Data items
↓↓↓
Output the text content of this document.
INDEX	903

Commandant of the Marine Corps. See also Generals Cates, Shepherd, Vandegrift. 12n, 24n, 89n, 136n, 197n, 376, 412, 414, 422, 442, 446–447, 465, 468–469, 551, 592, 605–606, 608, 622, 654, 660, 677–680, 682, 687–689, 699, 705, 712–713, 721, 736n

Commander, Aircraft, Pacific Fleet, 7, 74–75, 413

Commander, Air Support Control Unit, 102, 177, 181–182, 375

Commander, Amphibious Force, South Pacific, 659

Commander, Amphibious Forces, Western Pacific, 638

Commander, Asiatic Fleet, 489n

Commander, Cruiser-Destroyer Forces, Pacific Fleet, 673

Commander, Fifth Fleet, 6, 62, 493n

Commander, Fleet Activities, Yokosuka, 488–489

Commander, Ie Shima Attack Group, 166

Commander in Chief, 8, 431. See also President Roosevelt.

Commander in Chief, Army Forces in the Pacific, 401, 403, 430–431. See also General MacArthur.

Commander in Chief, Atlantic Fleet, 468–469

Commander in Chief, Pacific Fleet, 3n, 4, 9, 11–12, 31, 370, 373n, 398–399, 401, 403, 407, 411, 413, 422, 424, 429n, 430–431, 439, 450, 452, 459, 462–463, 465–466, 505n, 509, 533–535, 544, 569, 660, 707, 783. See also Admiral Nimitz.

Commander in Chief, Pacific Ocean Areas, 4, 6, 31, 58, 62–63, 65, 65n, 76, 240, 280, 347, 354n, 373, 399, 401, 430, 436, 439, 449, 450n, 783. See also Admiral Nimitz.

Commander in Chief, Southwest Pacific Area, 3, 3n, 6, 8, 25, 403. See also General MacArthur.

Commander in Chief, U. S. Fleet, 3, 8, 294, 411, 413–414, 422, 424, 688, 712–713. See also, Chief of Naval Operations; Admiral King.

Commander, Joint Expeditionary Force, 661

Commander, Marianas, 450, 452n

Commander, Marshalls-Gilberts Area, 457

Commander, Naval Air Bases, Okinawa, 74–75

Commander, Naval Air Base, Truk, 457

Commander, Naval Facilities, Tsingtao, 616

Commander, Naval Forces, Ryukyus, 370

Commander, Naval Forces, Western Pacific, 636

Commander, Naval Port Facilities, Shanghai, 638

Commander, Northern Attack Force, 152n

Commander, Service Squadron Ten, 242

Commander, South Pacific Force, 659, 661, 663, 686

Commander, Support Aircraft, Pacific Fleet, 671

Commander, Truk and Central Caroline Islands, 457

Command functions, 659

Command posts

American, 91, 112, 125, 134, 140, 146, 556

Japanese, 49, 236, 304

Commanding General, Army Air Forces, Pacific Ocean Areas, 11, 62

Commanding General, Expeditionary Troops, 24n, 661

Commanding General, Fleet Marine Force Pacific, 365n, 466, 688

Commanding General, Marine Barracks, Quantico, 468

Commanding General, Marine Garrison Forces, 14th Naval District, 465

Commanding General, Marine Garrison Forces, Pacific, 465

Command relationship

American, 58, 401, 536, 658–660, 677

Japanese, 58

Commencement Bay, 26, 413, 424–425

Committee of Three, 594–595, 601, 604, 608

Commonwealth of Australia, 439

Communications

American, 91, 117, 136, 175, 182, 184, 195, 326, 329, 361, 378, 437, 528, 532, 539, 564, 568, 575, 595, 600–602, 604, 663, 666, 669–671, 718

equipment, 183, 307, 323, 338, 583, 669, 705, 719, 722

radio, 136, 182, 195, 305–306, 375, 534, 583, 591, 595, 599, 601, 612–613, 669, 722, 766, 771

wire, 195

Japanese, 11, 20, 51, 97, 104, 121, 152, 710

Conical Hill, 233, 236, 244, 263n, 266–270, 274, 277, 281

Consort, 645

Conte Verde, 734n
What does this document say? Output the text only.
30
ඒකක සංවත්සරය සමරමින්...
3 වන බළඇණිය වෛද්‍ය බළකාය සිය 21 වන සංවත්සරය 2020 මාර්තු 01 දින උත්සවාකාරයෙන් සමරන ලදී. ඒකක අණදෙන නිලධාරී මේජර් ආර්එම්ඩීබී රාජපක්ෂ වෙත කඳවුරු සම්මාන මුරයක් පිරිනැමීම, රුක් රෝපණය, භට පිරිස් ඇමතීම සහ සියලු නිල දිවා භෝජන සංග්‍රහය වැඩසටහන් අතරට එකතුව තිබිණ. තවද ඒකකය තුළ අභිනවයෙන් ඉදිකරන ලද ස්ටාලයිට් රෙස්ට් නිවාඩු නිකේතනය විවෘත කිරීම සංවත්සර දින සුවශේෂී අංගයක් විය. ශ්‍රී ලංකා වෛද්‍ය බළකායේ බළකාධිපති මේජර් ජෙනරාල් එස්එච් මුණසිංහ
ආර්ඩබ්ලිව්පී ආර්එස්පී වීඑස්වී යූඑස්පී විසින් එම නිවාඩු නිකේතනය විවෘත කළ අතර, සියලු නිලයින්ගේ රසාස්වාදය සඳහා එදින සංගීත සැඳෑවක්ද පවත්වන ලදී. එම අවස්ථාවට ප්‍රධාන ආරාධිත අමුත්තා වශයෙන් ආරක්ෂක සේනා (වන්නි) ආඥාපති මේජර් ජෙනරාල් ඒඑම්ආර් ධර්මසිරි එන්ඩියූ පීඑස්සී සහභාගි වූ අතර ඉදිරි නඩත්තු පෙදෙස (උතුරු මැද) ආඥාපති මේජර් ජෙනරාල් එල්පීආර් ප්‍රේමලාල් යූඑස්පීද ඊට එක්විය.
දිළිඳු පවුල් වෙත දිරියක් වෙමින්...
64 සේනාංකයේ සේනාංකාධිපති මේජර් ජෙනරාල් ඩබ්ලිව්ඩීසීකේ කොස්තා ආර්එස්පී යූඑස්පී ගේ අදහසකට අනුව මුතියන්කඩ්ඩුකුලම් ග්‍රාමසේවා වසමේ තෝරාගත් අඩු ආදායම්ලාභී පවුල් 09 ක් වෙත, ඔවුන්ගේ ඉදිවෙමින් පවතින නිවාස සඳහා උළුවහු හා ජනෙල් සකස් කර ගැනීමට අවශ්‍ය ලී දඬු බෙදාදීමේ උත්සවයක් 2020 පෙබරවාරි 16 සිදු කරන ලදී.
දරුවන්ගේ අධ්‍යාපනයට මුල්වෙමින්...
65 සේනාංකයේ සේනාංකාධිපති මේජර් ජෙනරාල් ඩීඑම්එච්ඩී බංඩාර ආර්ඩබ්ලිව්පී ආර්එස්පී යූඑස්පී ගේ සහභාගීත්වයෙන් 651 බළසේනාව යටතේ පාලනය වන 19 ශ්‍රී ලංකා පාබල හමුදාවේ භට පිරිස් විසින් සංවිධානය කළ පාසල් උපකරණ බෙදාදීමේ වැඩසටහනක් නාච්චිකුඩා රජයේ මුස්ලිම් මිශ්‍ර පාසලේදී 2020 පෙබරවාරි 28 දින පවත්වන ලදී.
↑↑↑
• [Your goal]
Word for word, extract all the records.

• [Result for this task]
Output the text content of this document.
INDEX	903

Commandant of the Marine Corps. See also Generals Cates, Shepherd, Vandegrift. 12n, 24n, 89n, 136n, 197n, 376, 412, 414, 422, 442, 446–447, 465, 468–469, 551, 592, 605–606, 608, 622, 654, 660, 677–680, 682, 687–689, 699, 705, 712–713, 721, 736n

Commander, Aircraft, Pacific Fleet, 7, 74–75, 413

Commander, Air Support Control Unit, 102, 177, 181–182, 375

Commander, Amphibious Force, South Pacific, 659

Commander, Amphibious Forces, Western Pacific, 638

Commander, Asiatic Fleet, 489n

Commander, Cruiser-Destroyer Forces, Pacific Fleet, 673

Commander, Fifth Fleet, 6, 62, 493n

Commander, Fleet Activities, Yokosuka, 488–489

Commander, Ie Shima Attack Group, 166

Commander in Chief, 8, 431. See also President Roosevelt.

Commander in Chief, Army Forces in the Pacific, 401, 403, 430–431. See also General MacArthur.

Commander in Chief, Atlantic Fleet, 468–469

Commander in Chief, Pacific Fleet, 3n, 4, 9, 11–12, 31, 370, 373n, 398–399, 401, 403, 407, 411, 413, 422, 424, 429n, 430–431, 439, 450, 452, 459, 462–463, 465–466, 505n, 509, 533–535, 544, 569, 660, 707, 783. See also Admiral Nimitz.

Commander in Chief, Pacific Ocean Areas, 4, 6, 31, 58, 62–63, 65, 65n, 76, 240, 280, 347, 354n, 373, 399, 401, 430, 436, 439, 449, 450n, 783. See also Admiral Nimitz.

Commander in Chief, Southwest Pacific Area, 3, 3n, 6, 8, 25, 403. See also General MacArthur.

Commander in Chief, U. S. Fleet, 3, 8, 294, 411, 413–414, 422, 424, 688, 712–713. See also, Chief of Naval Operations; Admiral King.

Commander, Joint Expeditionary Force, 661

Commander, Marianas, 450, 452n

Commander, Marshalls-Gilberts Area, 457

Commander, Naval Air Bases, Okinawa, 74–75

Commander, Naval Air Base, Truk, 457

Commander, Naval Facilities, Tsingtao, 616

Commander, Naval Forces, Ryukyus, 370

Commander, Naval Forces, Western Pacific, 636

Commander, Naval Port Facilities, Shanghai, 638

Commander, Northern Attack Force, 152n

Commander, Service Squadron Ten, 242

Commander, South Pacific Force, 659, 661, 663, 686

Commander, Support Aircraft, Pacific Fleet, 671

Commander, Truk and Central Caroline Islands, 457

Command functions, 659

Command posts

American, 91, 112, 125, 134, 140, 146, 556

Japanese, 49, 236, 304

Commanding General, Army Air Forces, Pacific Ocean Areas, 11, 62

Commanding General, Expeditionary Troops, 24n, 661

Commanding General, Fleet Marine Force Pacific, 365n, 466, 688

Commanding General, Marine Barracks, Quantico, 468

Commanding General, Marine Garrison Forces, 14th Naval District, 465

Commanding General, Marine Garrison Forces, Pacific, 465

Command relationship

American, 58, 401, 536, 658–660, 677

Japanese, 58

Commencement Bay, 26, 413, 424–425

Committee of Three, 594–595, 601, 604, 608

Commonwealth of Australia, 439

Communications

American, 91, 117, 136, 175, 182, 184, 195, 326, 329, 361, 378, 437, 528, 532, 539, 564, 568, 575, 595, 600–602, 604, 663, 666, 669–671, 718

equipment, 183, 307, 323, 338, 583, 669, 705, 719, 722

radio, 136, 182, 195, 305–306, 375, 534, 583, 591, 595, 599, 601, 612–613, 669, 722, 766, 771

wire, 195

Japanese, 11, 20, 51, 97, 104, 121, 152, 710

Conical Hill, 233, 236, 244, 263n, 266–270, 274, 277, 281

Consort, 645

Conte Verde, 734n
What does this document say? Output the text only.
30
ඒකක සංවත්සරය සමරමින්...
3 වන බළඇණිය වෛද්‍ය බළකාය සිය 21 වන සංවත්සරය 2020 මාර්තු 01 දින උත්සවාකාරයෙන් සමරන ලදී. ඒකක අණදෙන නිලධාරී මේජර් ආර්එම්ඩීබී රාජපක්ෂ වෙත කඳවුරු සම්මාන මුරයක් පිරිනැමීම, රුක් රෝපණය, භට පිරිස් ඇමතීම සහ සියලු නිල දිවා භෝජන සංග්‍රහය වැඩසටහන් අතරට එකතුව තිබිණ. තවද ඒකකය තුළ අභිනවයෙන් ඉදිකරන ලද ස්ටාලයිට් රෙස්ට් නිවාඩු නිකේතනය විවෘත කිරීම සංවත්සර දින සුවශේෂී අංගයක් විය. ශ්‍රී ලංකා වෛද්‍ය බළකායේ බළකාධිපති මේජර් ජෙනරාල් එස්එච් මුණසිංහ
ආර්ඩබ්ලිව්පී ආර්එස්පී වීඑස්වී යූඑස්පී විසින් එම නිවාඩු නිකේතනය විවෘත කළ අතර, සියලු නිලයින්ගේ රසාස්වාදය සඳහා එදින සංගීත සැඳෑවක්ද පවත්වන ලදී. එම අවස්ථාවට ප්‍රධාන ආරාධිත අමුත්තා වශයෙන් ආරක්ෂක සේනා (වන්නි) ආඥාපති මේජර් ජෙනරාල් ඒඑම්ආර් ධර්මසිරි එන්ඩියූ පීඑස්සී සහභාගි වූ අතර ඉදිරි නඩත්තු පෙදෙස (උතුරු මැද) ආඥාපති මේජර් ජෙනරාල් එල්පීආර් ප්‍රේමලාල් යූඑස්පීද ඊට එක්විය.
දිළිඳු පවුල් වෙත දිරියක් වෙමින්...
64 සේනාංකයේ සේනාංකාධිපති මේජර් ජෙනරාල් ඩබ්ලිව්ඩීසීකේ කොස්තා ආර්එස්පී යූඑස්පී ගේ අදහසකට අනුව මුතියන්කඩ්ඩුකුලම් ග්‍රාමසේවා වසමේ තෝරාගත් අඩු ආදායම්ලාභී පවුල් 09 ක් වෙත, ඔවුන්ගේ ඉදිවෙමින් පවතින නිවාස සඳහා උළුවහු හා ජනෙල් සකස් කර ගැනීමට අවශ්‍ය ලී දඬු බෙදාදීමේ උත්සවයක් 2020 පෙබරවාරි 16 සිදු කරන ලදී.
දරුවන්ගේ අධ්‍යාපනයට මුල්වෙමින්...
65 සේනාංකයේ සේනාංකාධිපති මේජර් ජෙනරාල් ඩීඑම්එච්ඩී බංඩාර ආර්ඩබ්ලිව්පී ආර්එස්පී යූඑස්පී ගේ සහභාගීත්වයෙන් 651 බළසේනාව යටතේ පාලනය වන 19 ශ්‍රී ලංකා පාබල හමුදාවේ භට පිරිස් විසින් සංවිධානය කළ පාසල් උපකරණ බෙදාදීමේ වැඩසටහනක් නාච්චිකුඩා රජයේ මුස්ලිම් මිශ්‍ර පාසලේදී 2020 පෙබරවාරි 28 දින පවත්වන ලදී.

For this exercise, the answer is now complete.